**Provided text:**
Don’t you have to offer arbitration and have it be rejected to get a player tagged with type A status?
It seems to me that the Dodgers were in an ideal position to negotiate w/ Hudson before they benched him in favor of the vastly inferior Belliard during the season’s most important games. Why would Hudson, if he had any other options, want to resign w/ the Dodgers, knowing fully that they’re likely to put him on the bench during the playoffs? It seems to me that if the money’s close, he’ll go somewhere else where he feels more confident that the team actually wants his services on the field. It might be different had he been benched for Chase Utley but he’s bound to feel less-than-desired by the Dodgers since they played Belliard in his stead. I’d be stunned to see Hudson return to the Dodgers unless he’s Type-A-blacklisted as he was last offseason.
The only way for him to be Type-A is to be offered arbitration, and I’d imagine that if he was he’d probably try to stick it to the dodgers in the arb hearings, rather than decline and likely receive less money elsewhere.
Colletti seems very much in the mold of Sabean…which is to say, not good. Let’s hope he does everything in his power to screw up the Dodgers.
Also, I don’t see any situation where the Giants pick up Sanchez’s option. I fully expect Sanchez to be back (why wouldn’t Sabean go for a low OBP, .300 hitting 3-time All-star?!), but not on a 1 year, $8M option…
Type A is a designation, they are Type A no matter what.
Whether the team gets draft picks for him because of his Type A designation is where offering and accepting arbitration comes in.
The rumor is that Sabean is working on a 2-3 year deal with Franchez but would pick up the $8M option if forced to, at least according to what he said right after the season ended for the Giants. Given the poor market last off-season and how Hudson ended up not knowing where he’s going until spring training basically began, plus he’s in the same situation again this season, I think Franchez will sign some sort of multi-year deal with the Giants
I disagree with the analysis of Hudson. If you look at his years with Toronto and Arizona, you can see in his home/road splits that he benefited greatly from his home park, but no matter where he has played, his OPS was around the low 700’s on the road, even this year from what I last recall.

Bounding-box entries:
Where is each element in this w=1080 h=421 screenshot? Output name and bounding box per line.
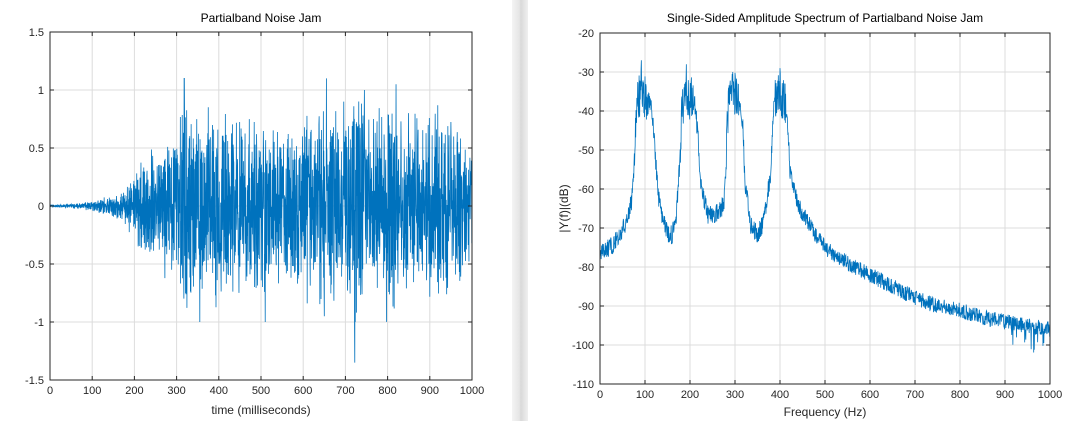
left-x-tick-label: 800 <box>378 385 396 397</box>
left-y-tick-label: 1 <box>38 85 44 97</box>
left-y-tick-label: 1.5 <box>29 27 44 39</box>
right-y-tick-label: -90 <box>578 301 594 313</box>
left-x-tick-label: 900 <box>421 385 439 397</box>
left-x-tick-label: 1000 <box>460 385 484 397</box>
right-x-tick-label: 300 <box>726 389 744 401</box>
right-y-tick-label: -30 <box>578 67 594 79</box>
panel-divider[interactable] <box>512 0 528 421</box>
right-y-axis-label: |Y(f)|(dB) <box>557 184 571 232</box>
left-title: Partialband Noise Jam <box>201 11 322 25</box>
right-x-axis-label: Frequency (Hz) <box>784 405 867 419</box>
right-x-tick-label: 600 <box>861 389 879 401</box>
right-y-tick-label: -20 <box>578 28 594 40</box>
right-y-tick-label: -60 <box>578 184 594 196</box>
left-y-tick-label: 0.5 <box>29 143 44 155</box>
right-x-tick-label: 800 <box>951 389 969 401</box>
right-x-tick-label: 100 <box>636 389 654 401</box>
left-x-tick-label: 500 <box>252 385 270 397</box>
left-y-tick-label: -0.5 <box>25 259 44 271</box>
right-y-tick-label: -70 <box>578 223 594 235</box>
right-x-tick-label: 400 <box>771 389 789 401</box>
left-y-tick-label: 0 <box>38 201 44 213</box>
right-y-tick-label: -80 <box>578 262 594 274</box>
right-y-tick-label: -100 <box>572 340 594 352</box>
right-x-tick-label: 0 <box>597 389 603 401</box>
right-x-tick-label: 700 <box>906 389 924 401</box>
left-x-tick-label: 700 <box>336 385 354 397</box>
left-x-tick-label: 100 <box>83 385 101 397</box>
right-y-tick-label: -50 <box>578 145 594 157</box>
left-y-tick-label: -1.5 <box>25 375 44 387</box>
chart-panel-time-domain: 0 100 200 300 400 500 600 700 800 900 1000 -1.5 -1 -0… <box>0 0 512 421</box>
left-y-tick-label: -1 <box>34 317 44 329</box>
spectrum-chart: 0 100 200 300 400 500 600 700 800 900 1000 -110 -100… <box>528 0 1080 421</box>
right-x-tick-label: 900 <box>996 389 1014 401</box>
left-x-tick-label: 600 <box>294 385 312 397</box>
time-domain-chart: 0 100 200 300 400 500 600 700 800 900 1000 -1.5 -1 -0… <box>0 0 512 421</box>
right-y-tick-label: -40 <box>578 106 594 118</box>
right-x-tick-label: 200 <box>681 389 699 401</box>
left-x-tick-label: 400 <box>210 385 228 397</box>
right-x-tick-label: 1000 <box>1038 389 1062 401</box>
left-x-tick-label: 300 <box>167 385 185 397</box>
chart-panel-spectrum: 0 100 200 300 400 500 600 700 800 900 1000 -110 -100… <box>528 0 1080 421</box>
left-x-axis-label: time (milliseconds) <box>211 403 310 417</box>
right-y-tick-label: -110 <box>573 379 594 391</box>
right-x-tick-label: 500 <box>816 389 834 401</box>
left-x-tick-label: 0 <box>47 385 53 397</box>
left-x-tick-label: 200 <box>125 385 143 397</box>
right-title: Single-Sided Amplitude Spectrum of Parti… <box>667 11 983 25</box>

**Required task 1:** Output the passage of the baseball comment thread from "The only way" to "arbitration comes in.", word for word.
**Required task 2:**
Answer these questions from the baseball comment thread:
(a) Which player did the Dodgers play instead of Hudson during the season's most important games?
(b) What are the length and dollar amount of Sanchez's option?
(c) Around what level was Hudson's OPS on the road?
**Required task 3:** How might the baseball comment thread go on after its final comment? Write the next part.

**Reply 1:**
The only way for him to be Type-A is to be offered arbitration, and I’d imagine that if he was he’d probably try to stick it to the dodgers in the arb hearings, rather than decline and likely receive less money elsewhere.
Colletti seems very much in the mold of Sabean…which is to say, not good. Let’s hope he does everything in his power to screw up the Dodgers.
Also, I don’t see any situation where the Giants pick up Sanchez’s option. I fully expect Sanchez to be back (why wouldn’t Sabean go for a low OBP, .300 hitting 3-time All-star?!), but not on a 1 year, $8M option…
Type A is a designation, they are Type A no matter what.
Whether the team gets draft picks for him because of his Type A designation is where offering and accepting arbitration comes in.

**Reply 2:**
(a) Belliard
(b) 1 year, $8M
(c) Around the low 700's

**Reply 3:**
The only reason he was offensively valuable this season was because he inexplicably hit well in Dodger Stadium, a pitchers park, very early in the season. But as one can see with his monthly stats, he stopped hitting well at home and continued to suck on the road, which forced the Dodgers to go get Belliard.
I was happy the Dodgers got him, he should have sucked big time at home but his hot April/May allowed them to get their money’s worth out of him. I don’t see how he would want to re-sign with the Dodgers after getting dissed so badly like that, being benched in the middle of the pennant race, but I’m hoping that they decide to do that, because I don’t think he can do that two years in a row.
I would also be happy with Blake DeWitt at 2B too, he hasn’t really shown much in his time in the majors.
What exactly about the analysis of Hudson are you disagreeing with? You know road splits aren’t a good indicator of a players “true talent level”, right?
Home/road splits are especially misleading when a home park is a hitters park. It’s a mathematical requirement that home/road splits will average much wider for teams playing in hitters parks.
Oh, and Hudson’s OPS+ was almost identical this year to his last 3.
His mustache has to go.
I think the Dodgers burned their bridge with Hudson when they benched in favor of the inferior Belliard, also when you listen to his comments he does sound angry, “I guess I should have hit .490 the whole season. I did play good enough to make the All-star team.” It doesn’t seem likely he would want to come back.
Didn’t they sign him to an incentive-filled contract, like how he’d get $10,000 / PA at a certain point, so benching him for a month essentially cost him $1,000,000?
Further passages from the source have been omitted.